start Records supplied

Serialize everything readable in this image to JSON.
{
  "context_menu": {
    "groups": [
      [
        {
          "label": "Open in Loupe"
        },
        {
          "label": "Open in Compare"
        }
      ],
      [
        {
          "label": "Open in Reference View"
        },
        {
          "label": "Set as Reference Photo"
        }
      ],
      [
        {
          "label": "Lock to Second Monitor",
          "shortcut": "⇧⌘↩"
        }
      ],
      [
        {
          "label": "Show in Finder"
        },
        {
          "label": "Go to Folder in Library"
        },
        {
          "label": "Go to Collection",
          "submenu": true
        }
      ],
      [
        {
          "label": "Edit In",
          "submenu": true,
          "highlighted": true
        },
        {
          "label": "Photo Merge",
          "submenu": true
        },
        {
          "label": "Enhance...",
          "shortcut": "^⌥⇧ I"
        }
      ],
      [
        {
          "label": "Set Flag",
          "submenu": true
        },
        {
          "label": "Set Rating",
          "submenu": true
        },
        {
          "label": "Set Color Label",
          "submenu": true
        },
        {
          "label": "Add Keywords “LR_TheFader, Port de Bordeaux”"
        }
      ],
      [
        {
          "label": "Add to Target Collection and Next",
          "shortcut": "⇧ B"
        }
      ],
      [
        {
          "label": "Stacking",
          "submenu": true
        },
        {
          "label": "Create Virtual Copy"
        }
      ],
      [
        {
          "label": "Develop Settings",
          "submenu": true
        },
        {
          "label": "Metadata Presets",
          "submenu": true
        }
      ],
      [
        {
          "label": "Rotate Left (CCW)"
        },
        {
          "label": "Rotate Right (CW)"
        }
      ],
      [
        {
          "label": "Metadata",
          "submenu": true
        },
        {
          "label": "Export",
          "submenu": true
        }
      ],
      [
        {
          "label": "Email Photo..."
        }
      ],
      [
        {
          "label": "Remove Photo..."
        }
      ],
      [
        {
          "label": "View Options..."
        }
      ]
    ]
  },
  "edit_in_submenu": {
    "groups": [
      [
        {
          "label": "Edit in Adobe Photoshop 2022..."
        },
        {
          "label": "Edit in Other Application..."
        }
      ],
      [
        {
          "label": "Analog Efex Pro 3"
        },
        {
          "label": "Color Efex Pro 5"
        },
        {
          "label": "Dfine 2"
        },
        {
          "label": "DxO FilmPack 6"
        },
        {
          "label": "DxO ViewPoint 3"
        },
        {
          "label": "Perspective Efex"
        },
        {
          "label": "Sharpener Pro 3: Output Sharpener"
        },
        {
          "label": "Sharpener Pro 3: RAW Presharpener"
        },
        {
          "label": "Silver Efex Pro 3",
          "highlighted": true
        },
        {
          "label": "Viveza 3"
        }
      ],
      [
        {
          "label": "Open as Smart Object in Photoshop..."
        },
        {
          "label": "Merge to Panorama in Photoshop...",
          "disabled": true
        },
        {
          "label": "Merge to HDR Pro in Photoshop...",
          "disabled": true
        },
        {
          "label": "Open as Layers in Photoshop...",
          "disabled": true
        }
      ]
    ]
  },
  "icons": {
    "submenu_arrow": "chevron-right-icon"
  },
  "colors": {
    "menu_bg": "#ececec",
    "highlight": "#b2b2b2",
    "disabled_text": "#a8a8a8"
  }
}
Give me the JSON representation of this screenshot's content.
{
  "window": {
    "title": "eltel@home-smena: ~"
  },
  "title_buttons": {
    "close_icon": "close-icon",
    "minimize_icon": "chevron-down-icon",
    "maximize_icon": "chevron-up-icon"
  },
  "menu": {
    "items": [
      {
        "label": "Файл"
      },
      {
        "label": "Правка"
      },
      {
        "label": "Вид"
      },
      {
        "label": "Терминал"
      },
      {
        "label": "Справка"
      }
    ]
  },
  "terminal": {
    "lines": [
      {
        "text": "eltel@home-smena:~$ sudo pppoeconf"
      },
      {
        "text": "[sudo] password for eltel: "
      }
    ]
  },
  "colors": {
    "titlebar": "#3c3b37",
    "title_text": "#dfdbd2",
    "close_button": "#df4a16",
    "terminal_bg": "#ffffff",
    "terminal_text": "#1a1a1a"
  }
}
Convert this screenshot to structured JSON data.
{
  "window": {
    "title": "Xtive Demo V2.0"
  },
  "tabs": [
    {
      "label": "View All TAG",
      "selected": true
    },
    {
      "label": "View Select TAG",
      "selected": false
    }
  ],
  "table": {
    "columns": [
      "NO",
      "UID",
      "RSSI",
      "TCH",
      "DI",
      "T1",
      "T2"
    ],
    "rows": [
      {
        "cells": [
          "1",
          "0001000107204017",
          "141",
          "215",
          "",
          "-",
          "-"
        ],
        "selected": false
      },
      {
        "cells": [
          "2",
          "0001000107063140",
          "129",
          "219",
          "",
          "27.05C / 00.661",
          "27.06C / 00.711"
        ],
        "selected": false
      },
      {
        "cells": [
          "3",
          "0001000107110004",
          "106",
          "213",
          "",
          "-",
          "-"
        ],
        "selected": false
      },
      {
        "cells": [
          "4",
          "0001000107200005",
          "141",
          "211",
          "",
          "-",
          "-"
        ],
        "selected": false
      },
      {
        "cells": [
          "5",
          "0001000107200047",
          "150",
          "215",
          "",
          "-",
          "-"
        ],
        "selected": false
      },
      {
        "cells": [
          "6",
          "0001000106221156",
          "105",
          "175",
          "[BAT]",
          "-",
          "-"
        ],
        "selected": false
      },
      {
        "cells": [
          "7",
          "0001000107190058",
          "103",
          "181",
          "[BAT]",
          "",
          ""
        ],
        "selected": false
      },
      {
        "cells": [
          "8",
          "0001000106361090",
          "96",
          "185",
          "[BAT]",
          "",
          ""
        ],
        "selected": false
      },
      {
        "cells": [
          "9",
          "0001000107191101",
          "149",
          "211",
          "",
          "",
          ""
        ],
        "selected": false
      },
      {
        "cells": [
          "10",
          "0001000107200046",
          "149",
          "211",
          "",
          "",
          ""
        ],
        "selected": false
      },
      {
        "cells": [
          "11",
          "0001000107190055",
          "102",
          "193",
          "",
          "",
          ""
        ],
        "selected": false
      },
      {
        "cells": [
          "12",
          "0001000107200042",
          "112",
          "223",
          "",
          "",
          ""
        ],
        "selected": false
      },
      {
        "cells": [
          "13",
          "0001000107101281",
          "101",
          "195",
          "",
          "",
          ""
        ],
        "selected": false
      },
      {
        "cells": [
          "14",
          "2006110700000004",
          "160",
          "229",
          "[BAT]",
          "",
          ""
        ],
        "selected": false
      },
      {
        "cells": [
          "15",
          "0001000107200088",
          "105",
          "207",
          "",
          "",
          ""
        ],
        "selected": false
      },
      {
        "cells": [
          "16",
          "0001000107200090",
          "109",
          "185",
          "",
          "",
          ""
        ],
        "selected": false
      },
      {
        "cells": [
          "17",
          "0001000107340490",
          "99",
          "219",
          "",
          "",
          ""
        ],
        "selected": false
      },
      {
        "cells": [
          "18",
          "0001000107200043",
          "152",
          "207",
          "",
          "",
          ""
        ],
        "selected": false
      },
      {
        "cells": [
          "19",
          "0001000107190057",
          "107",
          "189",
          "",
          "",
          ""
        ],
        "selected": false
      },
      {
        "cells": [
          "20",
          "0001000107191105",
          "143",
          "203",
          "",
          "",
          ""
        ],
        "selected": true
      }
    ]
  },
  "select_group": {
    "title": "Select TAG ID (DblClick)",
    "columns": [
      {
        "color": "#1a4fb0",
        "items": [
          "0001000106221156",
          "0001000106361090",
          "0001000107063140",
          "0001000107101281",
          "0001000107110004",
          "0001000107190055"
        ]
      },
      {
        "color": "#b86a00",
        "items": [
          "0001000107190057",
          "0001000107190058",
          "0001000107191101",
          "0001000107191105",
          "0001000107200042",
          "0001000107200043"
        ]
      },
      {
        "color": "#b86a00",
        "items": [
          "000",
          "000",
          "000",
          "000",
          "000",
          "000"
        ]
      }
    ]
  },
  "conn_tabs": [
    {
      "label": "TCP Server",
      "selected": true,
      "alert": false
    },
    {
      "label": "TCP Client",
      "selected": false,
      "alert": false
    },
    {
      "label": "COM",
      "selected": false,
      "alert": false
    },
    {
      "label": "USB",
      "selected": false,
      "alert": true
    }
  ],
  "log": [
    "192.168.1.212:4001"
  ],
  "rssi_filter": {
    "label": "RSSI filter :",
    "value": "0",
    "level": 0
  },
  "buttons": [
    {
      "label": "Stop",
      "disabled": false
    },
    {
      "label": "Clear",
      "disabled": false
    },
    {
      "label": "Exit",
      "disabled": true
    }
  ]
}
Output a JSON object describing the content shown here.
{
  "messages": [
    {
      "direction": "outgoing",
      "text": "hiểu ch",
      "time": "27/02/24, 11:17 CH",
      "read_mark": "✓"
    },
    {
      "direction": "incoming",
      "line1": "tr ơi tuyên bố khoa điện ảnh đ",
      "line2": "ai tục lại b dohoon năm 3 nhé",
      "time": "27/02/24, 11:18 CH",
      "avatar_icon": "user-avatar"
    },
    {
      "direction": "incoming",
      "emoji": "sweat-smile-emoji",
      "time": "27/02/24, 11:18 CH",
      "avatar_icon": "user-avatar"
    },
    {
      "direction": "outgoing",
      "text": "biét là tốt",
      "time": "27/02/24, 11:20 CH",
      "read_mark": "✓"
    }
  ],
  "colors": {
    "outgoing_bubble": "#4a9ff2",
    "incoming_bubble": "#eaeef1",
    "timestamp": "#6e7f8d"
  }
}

end Records supplied

= To do =
Check each line of the records above for the string "sudo", and report every line that has it.

= Correct output =
        "text": "eltel@home-smena:~$ sudo pppoeconf"
        "text": "[sudo] password for eltel: "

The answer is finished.